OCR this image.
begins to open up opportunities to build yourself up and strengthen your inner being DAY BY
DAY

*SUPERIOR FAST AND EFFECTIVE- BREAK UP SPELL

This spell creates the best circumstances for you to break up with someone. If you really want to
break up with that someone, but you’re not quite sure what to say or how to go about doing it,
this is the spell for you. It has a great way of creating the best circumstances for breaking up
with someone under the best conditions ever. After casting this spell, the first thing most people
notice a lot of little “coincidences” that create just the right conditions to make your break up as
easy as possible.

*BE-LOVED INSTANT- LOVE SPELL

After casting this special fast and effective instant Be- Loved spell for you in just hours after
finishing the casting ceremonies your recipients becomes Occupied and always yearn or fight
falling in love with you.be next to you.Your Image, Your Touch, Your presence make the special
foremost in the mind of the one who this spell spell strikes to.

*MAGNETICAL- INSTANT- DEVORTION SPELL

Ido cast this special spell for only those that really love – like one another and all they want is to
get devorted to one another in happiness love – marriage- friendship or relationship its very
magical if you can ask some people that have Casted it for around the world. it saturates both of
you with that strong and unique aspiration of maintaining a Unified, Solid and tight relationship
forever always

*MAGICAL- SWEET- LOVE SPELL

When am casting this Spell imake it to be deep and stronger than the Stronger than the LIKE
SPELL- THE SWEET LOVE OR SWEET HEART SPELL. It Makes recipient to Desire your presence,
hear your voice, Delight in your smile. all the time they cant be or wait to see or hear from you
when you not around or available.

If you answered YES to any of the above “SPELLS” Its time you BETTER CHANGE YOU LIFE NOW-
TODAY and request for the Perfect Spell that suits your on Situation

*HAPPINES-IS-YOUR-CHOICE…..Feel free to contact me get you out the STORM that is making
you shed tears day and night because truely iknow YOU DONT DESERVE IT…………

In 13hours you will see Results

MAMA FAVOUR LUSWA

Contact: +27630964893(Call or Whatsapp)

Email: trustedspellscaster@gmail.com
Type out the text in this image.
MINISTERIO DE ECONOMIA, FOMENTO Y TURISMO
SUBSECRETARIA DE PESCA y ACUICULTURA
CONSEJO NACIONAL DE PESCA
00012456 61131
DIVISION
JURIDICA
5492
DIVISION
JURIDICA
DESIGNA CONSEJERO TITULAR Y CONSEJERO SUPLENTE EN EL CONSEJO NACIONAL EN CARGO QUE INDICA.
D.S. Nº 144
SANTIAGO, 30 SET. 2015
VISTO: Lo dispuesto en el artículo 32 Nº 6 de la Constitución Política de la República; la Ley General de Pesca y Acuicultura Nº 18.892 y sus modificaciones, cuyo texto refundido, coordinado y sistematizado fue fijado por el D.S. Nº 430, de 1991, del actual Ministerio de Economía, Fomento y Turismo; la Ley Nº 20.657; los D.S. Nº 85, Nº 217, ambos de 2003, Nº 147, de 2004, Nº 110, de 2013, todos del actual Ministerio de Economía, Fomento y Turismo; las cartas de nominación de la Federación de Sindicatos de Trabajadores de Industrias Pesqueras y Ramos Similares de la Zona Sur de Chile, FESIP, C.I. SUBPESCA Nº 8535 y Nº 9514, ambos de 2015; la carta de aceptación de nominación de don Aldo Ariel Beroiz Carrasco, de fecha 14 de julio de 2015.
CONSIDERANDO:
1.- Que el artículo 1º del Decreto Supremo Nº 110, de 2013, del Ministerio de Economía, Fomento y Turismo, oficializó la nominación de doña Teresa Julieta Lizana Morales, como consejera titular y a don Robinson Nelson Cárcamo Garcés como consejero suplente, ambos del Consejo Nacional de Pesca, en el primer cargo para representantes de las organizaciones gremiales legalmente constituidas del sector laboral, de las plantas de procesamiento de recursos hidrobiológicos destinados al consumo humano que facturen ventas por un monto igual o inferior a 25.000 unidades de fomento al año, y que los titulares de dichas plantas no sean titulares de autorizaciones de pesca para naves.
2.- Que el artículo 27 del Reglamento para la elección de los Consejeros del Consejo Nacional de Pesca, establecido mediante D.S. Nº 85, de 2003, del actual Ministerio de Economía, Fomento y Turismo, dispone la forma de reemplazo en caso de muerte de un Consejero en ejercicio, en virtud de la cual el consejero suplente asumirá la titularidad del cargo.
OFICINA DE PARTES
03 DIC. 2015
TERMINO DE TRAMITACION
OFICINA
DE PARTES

### INSTRUCTIONS TO FOLLOW
Copy exactly the line containing "Type out the text in this image." and every line after it, ending with the last line of the records above.

### EXERCISE OUTPUT
Type out the text in this image.
MINISTERIO DE ECONOMIA, FOMENTO Y TURISMO
SUBSECRETARIA DE PESCA y ACUICULTURA
CONSEJO NACIONAL DE PESCA
00012456 61131
DIVISION
JURIDICA
5492
DIVISION
JURIDICA
DESIGNA CONSEJERO TITULAR Y CONSEJERO SUPLENTE EN EL CONSEJO NACIONAL EN CARGO QUE INDICA.
D.S. Nº 144
SANTIAGO, 30 SET. 2015
VISTO: Lo dispuesto en el artículo 32 Nº 6 de la Constitución Política de la República; la Ley General de Pesca y Acuicultura Nº 18.892 y sus modificaciones, cuyo texto refundido, coordinado y sistematizado fue fijado por el D.S. Nº 430, de 1991, del actual Ministerio de Economía, Fomento y Turismo; la Ley Nº 20.657; los D.S. Nº 85, Nº 217, ambos de 2003, Nº 147, de 2004, Nº 110, de 2013, todos del actual Ministerio de Economía, Fomento y Turismo; las cartas de nominación de la Federación de Sindicatos de Trabajadores de Industrias Pesqueras y Ramos Similares de la Zona Sur de Chile, FESIP, C.I. SUBPESCA Nº 8535 y Nº 9514, ambos de 2015; la carta de aceptación de nominación de don Aldo Ariel Beroiz Carrasco, de fecha 14 de julio de 2015.
CONSIDERANDO:
1.- Que el artículo 1º del Decreto Supremo Nº 110, de 2013, del Ministerio de Economía, Fomento y Turismo, oficializó la nominación de doña Teresa Julieta Lizana Morales, como consejera titular y a don Robinson Nelson Cárcamo Garcés como consejero suplente, ambos del Consejo Nacional de Pesca, en el primer cargo para representantes de las organizaciones gremiales legalmente constituidas del sector laboral, de las plantas de procesamiento de recursos hidrobiológicos destinados al consumo humano que facturen ventas por un monto igual o inferior a 25.000 unidades de fomento al año, y que los titulares de dichas plantas no sean titulares de autorizaciones de pesca para naves.
2.- Que el artículo 27 del Reglamento para la elección de los Consejeros del Consejo Nacional de Pesca, establecido mediante D.S. Nº 85, de 2003, del actual Ministerio de Economía, Fomento y Turismo, dispone la forma de reemplazo en caso de muerte de un Consejero en ejercicio, en virtud de la cual el consejero suplente asumirá la titularidad del cargo.
OFICINA DE PARTES
03 DIC. 2015
TERMINO DE TRAMITACION
OFICINA
DE PARTES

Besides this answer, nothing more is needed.